┌────────

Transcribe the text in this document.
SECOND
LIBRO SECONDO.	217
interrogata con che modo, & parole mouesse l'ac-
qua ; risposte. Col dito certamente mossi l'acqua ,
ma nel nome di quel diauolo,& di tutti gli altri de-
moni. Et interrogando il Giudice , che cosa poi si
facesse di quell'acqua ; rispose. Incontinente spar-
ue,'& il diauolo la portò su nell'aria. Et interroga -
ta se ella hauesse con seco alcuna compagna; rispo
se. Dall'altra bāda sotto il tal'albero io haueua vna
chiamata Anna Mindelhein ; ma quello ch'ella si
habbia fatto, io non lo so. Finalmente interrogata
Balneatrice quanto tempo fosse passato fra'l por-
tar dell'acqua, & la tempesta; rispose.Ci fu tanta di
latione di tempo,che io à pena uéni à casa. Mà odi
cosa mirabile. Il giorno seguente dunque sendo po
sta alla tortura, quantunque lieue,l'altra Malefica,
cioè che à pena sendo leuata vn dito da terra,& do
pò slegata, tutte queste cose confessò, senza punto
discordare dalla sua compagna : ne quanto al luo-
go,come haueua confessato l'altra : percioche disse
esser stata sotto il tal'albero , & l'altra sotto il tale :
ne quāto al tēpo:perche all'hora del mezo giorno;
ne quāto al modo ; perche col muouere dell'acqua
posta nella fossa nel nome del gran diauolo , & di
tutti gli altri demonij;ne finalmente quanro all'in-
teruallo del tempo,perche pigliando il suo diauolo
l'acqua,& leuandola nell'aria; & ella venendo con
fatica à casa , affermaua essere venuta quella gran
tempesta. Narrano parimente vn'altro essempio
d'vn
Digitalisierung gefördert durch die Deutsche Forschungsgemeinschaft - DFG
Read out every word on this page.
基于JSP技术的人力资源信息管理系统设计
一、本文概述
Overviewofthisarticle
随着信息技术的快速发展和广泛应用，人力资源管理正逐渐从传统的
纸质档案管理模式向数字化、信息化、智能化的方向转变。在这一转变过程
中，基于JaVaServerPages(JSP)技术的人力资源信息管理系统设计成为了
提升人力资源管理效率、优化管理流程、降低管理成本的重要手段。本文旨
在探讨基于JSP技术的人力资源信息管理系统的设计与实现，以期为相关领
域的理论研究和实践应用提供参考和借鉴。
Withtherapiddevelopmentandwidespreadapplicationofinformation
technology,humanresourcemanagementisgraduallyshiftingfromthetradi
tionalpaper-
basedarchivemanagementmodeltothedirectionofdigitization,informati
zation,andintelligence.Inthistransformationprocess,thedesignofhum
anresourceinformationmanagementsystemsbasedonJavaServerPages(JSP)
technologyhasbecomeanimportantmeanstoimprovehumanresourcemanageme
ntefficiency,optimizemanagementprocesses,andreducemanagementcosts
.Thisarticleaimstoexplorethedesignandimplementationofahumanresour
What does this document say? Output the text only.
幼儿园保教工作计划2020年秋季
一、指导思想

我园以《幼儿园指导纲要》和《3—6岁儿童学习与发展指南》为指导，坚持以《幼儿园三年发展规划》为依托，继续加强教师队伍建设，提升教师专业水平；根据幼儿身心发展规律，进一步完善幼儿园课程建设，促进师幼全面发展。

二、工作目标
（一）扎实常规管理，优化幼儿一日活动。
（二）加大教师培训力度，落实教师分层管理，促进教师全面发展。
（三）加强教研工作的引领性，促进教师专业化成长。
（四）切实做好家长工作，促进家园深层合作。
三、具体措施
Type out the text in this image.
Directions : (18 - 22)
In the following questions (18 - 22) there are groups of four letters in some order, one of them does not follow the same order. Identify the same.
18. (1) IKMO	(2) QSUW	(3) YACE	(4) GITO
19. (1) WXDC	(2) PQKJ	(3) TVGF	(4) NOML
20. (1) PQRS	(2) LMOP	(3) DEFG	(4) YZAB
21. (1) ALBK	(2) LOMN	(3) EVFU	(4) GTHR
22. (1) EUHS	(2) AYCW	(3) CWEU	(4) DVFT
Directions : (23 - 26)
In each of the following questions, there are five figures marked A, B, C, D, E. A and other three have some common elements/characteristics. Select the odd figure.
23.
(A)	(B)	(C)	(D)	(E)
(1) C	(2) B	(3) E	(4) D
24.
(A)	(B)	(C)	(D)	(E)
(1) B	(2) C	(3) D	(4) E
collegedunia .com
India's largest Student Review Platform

└────────

* _Requirement_
Restate each of the entries above verbatim.

* _Output for this task_
Transcribe the text in this document.
SECOND
LIBRO SECONDO.	217
interrogata con che modo, & parole mouesse l'ac-
qua ; risposte. Col dito certamente mossi l'acqua ,
ma nel nome di quel diauolo,& di tutti gli altri de-
moni. Et interrogando il Giudice , che cosa poi si
facesse di quell'acqua ; rispose. Incontinente spar-
ue,'& il diauolo la portò su nell'aria. Et interroga -
ta se ella hauesse con seco alcuna compagna; rispo
se. Dall'altra bāda sotto il tal'albero io haueua vna
chiamata Anna Mindelhein ; ma quello ch'ella si
habbia fatto, io non lo so. Finalmente interrogata
Balneatrice quanto tempo fosse passato fra'l por-
tar dell'acqua, & la tempesta; rispose.Ci fu tanta di
latione di tempo,che io à pena uéni à casa. Mà odi
cosa mirabile. Il giorno seguente dunque sendo po
sta alla tortura, quantunque lieue,l'altra Malefica,
cioè che à pena sendo leuata vn dito da terra,& do
pò slegata, tutte queste cose confessò, senza punto
discordare dalla sua compagna : ne quanto al luo-
go,come haueua confessato l'altra : percioche disse
esser stata sotto il tal'albero , & l'altra sotto il tale :
ne quāto al tēpo:perche all'hora del mezo giorno;
ne quāto al modo ; perche col muouere dell'acqua
posta nella fossa nel nome del gran diauolo , & di
tutti gli altri demonij;ne finalmente quanro all'in-
teruallo del tempo,perche pigliando il suo diauolo
l'acqua,& leuandola nell'aria; & ella venendo con
fatica à casa , affermaua essere venuta quella gran
tempesta. Narrano parimente vn'altro essempio
d'vn
Digitalisierung gefördert durch die Deutsche Forschungsgemeinschaft - DFG
Read out every word on this page.
基于JSP技术的人力资源信息管理系统设计
一、本文概述
Overviewofthisarticle
随着信息技术的快速发展和广泛应用，人力资源管理正逐渐从传统的
纸质档案管理模式向数字化、信息化、智能化的方向转变。在这一转变过程
中，基于JaVaServerPages(JSP)技术的人力资源信息管理系统设计成为了
提升人力资源管理效率、优化管理流程、降低管理成本的重要手段。本文旨
在探讨基于JSP技术的人力资源信息管理系统的设计与实现，以期为相关领
域的理论研究和实践应用提供参考和借鉴。
Withtherapiddevelopmentandwidespreadapplicationofinformation
technology,humanresourcemanagementisgraduallyshiftingfromthetradi
tionalpaper-
basedarchivemanagementmodeltothedirectionofdigitization,informati
zation,andintelligence.Inthistransformationprocess,thedesignofhum
anresourceinformationmanagementsystemsbasedonJavaServerPages(JSP)
technologyhasbecomeanimportantmeanstoimprovehumanresourcemanageme
ntefficiency,optimizemanagementprocesses,andreducemanagementcosts
.Thisarticleaimstoexplorethedesignandimplementationofahumanresour
What does this document say? Output the text only.
幼儿园保教工作计划2020年秋季
一、指导思想

我园以《幼儿园指导纲要》和《3—6岁儿童学习与发展指南》为指导，坚持以《幼儿园三年发展规划》为依托，继续加强教师队伍建设，提升教师专业水平；根据幼儿身心发展规律，进一步完善幼儿园课程建设，促进师幼全面发展。

二、工作目标
（一）扎实常规管理，优化幼儿一日活动。
（二）加大教师培训力度，落实教师分层管理，促进教师全面发展。
（三）加强教研工作的引领性，促进教师专业化成长。
（四）切实做好家长工作，促进家园深层合作。
三、具体措施
Type out the text in this image.
Directions : (18 - 22)
In the following questions (18 - 22) there are groups of four letters in some order, one of them does not follow the same order. Identify the same.
18. (1) IKMO	(2) QSUW	(3) YACE	(4) GITO
19. (1) WXDC	(2) PQKJ	(3) TVGF	(4) NOML
20. (1) PQRS	(2) LMOP	(3) DEFG	(4) YZAB
21. (1) ALBK	(2) LOMN	(3) EVFU	(4) GTHR
22. (1) EUHS	(2) AYCW	(3) CWEU	(4) DVFT
Directions : (23 - 26)
In each of the following questions, there are five figures marked A, B, C, D, E. A and other three have some common elements/characteristics. Select the odd figure.
23.
(A)	(B)	(C)	(D)	(E)
(1) C	(2) B	(3) E	(4) D
24.
(A)	(B)	(C)	(D)	(E)
(1) B	(2) C	(3) D	(4) E
collegedunia .com
India's largest Student Review Platform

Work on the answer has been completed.